* [SUPPLIED ENTRIES]:
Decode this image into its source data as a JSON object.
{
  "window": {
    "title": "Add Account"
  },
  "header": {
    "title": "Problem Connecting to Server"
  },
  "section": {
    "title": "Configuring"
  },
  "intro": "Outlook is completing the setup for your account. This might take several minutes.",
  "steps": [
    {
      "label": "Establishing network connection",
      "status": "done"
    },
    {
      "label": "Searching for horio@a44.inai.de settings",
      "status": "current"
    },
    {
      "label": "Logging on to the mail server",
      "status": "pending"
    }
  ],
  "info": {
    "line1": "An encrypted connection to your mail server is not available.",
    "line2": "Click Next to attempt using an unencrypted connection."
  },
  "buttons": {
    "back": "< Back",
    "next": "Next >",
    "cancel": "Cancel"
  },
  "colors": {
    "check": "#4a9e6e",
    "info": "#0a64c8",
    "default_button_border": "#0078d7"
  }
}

* [THE PROBLEM]: Type out the entries again, word for word.

* [TASK RESPONSE]:
Decode this image into its source data as a JSON object.
{
  "window": {
    "title": "Add Account"
  },
  "header": {
    "title": "Problem Connecting to Server"
  },
  "section": {
    "title": "Configuring"
  },
  "intro": "Outlook is completing the setup for your account. This might take several minutes.",
  "steps": [
    {
      "label": "Establishing network connection",
      "status": "done"
    },
    {
      "label": "Searching for horio@a44.inai.de settings",
      "status": "current"
    },
    {
      "label": "Logging on to the mail server",
      "status": "pending"
    }
  ],
  "info": {
    "line1": "An encrypted connection to your mail server is not available.",
    "line2": "Click Next to attempt using an unencrypted connection."
  },
  "buttons": {
    "back": "< Back",
    "next": "Next >",
    "cancel": "Cancel"
  },
  "colors": {
    "check": "#4a9e6e",
    "info": "#0a64c8",
    "default_button_border": "#0078d7"
  }
}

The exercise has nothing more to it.